To be done » Present each line of the entries below that holds the word "Marketplace".

Records to process »
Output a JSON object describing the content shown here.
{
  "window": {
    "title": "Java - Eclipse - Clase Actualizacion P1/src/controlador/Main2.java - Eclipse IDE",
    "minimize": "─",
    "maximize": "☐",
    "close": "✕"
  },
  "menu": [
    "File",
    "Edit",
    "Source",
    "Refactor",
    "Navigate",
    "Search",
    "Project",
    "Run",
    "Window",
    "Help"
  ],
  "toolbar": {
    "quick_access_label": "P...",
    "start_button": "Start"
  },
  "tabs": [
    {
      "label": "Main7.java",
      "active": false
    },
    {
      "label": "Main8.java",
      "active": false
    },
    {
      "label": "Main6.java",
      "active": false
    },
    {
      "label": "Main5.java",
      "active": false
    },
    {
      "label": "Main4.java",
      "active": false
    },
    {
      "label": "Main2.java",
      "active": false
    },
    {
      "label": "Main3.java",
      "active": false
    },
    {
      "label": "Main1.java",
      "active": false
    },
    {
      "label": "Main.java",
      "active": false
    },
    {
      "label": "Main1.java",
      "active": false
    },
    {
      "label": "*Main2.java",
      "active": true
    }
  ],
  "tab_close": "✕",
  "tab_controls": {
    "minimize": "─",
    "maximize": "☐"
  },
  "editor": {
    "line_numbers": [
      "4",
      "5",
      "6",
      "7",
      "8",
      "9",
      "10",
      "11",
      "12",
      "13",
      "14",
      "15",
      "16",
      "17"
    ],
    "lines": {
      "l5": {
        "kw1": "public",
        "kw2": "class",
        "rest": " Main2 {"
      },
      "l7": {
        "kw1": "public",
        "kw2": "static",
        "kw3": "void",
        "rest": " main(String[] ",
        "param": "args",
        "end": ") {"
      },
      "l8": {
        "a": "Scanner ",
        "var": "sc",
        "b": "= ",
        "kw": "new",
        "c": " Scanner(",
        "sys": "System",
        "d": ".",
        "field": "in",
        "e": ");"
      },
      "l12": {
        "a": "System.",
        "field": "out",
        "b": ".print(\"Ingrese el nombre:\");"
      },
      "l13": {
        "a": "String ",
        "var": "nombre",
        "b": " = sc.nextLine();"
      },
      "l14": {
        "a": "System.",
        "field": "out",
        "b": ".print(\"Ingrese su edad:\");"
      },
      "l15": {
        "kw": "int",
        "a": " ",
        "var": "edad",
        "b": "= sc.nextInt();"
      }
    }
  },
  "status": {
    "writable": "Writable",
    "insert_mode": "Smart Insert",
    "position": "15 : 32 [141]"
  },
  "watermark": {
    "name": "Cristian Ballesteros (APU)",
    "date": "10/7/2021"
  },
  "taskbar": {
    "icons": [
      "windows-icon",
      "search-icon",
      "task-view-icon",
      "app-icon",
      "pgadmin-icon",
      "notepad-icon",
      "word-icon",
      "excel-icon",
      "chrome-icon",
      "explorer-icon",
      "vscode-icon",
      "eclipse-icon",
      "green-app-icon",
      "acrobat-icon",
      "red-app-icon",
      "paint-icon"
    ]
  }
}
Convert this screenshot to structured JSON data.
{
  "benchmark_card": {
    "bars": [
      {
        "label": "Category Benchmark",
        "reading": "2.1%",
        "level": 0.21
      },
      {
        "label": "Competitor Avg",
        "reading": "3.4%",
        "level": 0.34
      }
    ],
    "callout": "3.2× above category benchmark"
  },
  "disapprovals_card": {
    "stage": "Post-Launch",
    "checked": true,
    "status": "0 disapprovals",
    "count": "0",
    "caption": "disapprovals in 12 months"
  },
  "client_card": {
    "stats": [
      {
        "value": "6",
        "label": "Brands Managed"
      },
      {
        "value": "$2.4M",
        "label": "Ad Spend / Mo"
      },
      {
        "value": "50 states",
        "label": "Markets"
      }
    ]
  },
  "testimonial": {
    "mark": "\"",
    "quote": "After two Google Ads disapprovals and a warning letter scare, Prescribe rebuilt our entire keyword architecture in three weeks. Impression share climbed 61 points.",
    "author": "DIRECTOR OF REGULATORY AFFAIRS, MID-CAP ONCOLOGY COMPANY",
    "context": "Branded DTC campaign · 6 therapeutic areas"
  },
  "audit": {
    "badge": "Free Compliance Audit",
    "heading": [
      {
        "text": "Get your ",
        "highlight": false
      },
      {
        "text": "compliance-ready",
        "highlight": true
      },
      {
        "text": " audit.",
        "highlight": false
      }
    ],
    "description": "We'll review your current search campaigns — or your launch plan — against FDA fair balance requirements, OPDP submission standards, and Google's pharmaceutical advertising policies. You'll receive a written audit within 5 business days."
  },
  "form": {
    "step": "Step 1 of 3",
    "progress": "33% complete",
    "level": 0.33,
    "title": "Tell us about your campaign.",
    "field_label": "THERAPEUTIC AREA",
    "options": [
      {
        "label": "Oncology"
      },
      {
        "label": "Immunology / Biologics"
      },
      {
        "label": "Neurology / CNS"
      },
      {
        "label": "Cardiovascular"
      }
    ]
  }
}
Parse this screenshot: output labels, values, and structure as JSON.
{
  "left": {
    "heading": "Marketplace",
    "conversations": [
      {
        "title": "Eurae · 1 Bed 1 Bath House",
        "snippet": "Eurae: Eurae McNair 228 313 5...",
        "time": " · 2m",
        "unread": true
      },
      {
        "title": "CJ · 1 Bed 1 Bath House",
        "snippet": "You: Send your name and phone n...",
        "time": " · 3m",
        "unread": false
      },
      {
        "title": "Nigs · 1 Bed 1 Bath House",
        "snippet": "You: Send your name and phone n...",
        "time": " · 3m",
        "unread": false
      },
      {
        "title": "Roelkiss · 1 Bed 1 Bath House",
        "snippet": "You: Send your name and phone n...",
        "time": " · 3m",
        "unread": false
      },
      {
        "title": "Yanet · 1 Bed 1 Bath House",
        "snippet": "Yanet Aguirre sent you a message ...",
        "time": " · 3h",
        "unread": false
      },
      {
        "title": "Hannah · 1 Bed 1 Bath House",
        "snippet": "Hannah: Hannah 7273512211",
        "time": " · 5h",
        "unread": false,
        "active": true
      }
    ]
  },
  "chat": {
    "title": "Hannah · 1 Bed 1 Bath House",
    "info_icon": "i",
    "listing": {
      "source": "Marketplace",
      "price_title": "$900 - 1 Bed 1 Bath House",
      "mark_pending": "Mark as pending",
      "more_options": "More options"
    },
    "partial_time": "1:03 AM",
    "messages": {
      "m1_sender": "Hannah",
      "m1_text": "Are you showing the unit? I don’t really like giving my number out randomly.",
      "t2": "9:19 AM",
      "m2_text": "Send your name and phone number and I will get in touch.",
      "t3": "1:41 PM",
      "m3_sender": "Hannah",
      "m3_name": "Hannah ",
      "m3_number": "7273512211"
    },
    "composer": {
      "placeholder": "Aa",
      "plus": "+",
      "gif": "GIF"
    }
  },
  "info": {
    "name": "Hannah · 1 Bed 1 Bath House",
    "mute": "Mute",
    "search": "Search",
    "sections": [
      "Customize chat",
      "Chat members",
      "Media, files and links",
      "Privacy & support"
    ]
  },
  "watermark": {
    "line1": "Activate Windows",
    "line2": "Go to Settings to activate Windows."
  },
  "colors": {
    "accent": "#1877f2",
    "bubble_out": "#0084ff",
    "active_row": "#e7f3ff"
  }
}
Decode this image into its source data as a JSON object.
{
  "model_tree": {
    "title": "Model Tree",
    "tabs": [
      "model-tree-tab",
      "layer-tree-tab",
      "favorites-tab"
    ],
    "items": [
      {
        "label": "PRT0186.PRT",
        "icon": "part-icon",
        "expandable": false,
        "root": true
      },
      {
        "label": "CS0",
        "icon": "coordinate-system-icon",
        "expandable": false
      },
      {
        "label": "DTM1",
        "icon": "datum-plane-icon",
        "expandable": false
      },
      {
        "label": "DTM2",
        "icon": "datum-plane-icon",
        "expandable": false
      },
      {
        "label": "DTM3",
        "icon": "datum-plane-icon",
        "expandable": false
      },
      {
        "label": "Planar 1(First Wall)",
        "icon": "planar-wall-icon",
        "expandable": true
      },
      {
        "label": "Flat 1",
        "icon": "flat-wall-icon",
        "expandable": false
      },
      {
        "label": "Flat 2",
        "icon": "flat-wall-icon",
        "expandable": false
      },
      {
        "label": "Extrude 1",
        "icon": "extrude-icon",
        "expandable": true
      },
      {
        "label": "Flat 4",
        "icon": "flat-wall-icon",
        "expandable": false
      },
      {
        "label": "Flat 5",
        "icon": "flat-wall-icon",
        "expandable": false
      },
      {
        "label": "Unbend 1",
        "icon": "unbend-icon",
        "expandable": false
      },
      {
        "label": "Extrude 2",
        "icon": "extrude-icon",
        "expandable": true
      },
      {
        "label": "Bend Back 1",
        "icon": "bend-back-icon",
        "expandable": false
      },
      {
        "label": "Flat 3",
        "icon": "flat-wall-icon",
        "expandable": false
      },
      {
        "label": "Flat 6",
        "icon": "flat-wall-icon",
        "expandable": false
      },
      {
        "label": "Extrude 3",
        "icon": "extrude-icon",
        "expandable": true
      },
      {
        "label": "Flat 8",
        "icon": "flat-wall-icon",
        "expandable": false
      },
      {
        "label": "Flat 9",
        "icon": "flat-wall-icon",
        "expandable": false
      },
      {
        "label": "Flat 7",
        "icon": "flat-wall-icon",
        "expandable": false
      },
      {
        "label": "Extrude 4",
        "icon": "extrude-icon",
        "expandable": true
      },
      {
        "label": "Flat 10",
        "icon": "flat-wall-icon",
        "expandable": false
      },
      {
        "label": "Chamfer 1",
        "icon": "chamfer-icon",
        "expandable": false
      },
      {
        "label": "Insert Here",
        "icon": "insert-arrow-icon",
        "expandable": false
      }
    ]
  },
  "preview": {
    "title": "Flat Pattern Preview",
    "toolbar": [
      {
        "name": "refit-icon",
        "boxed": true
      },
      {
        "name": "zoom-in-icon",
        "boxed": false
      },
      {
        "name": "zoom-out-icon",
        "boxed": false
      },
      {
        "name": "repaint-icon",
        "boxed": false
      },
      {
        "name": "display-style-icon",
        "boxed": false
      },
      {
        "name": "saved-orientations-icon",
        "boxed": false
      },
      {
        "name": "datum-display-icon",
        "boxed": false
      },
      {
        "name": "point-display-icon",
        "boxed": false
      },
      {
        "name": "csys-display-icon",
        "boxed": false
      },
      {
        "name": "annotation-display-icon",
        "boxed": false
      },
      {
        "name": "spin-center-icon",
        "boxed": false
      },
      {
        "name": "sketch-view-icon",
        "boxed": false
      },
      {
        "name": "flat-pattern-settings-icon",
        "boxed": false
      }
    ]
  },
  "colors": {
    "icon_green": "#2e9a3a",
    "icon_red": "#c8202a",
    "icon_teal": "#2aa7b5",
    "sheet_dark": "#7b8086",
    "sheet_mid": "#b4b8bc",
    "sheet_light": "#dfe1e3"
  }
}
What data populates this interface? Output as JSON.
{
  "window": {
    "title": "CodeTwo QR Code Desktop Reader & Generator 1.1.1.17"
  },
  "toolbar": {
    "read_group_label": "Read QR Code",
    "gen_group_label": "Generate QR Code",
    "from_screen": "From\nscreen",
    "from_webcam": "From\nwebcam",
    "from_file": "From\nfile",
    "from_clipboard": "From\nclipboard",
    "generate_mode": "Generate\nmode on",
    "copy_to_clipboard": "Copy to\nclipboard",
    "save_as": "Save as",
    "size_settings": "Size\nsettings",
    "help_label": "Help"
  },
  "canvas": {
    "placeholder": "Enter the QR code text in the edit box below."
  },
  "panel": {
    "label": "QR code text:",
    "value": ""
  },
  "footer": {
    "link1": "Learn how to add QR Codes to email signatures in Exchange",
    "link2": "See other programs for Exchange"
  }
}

Problem solution »
    "heading": "Marketplace",
      "source": "Marketplace",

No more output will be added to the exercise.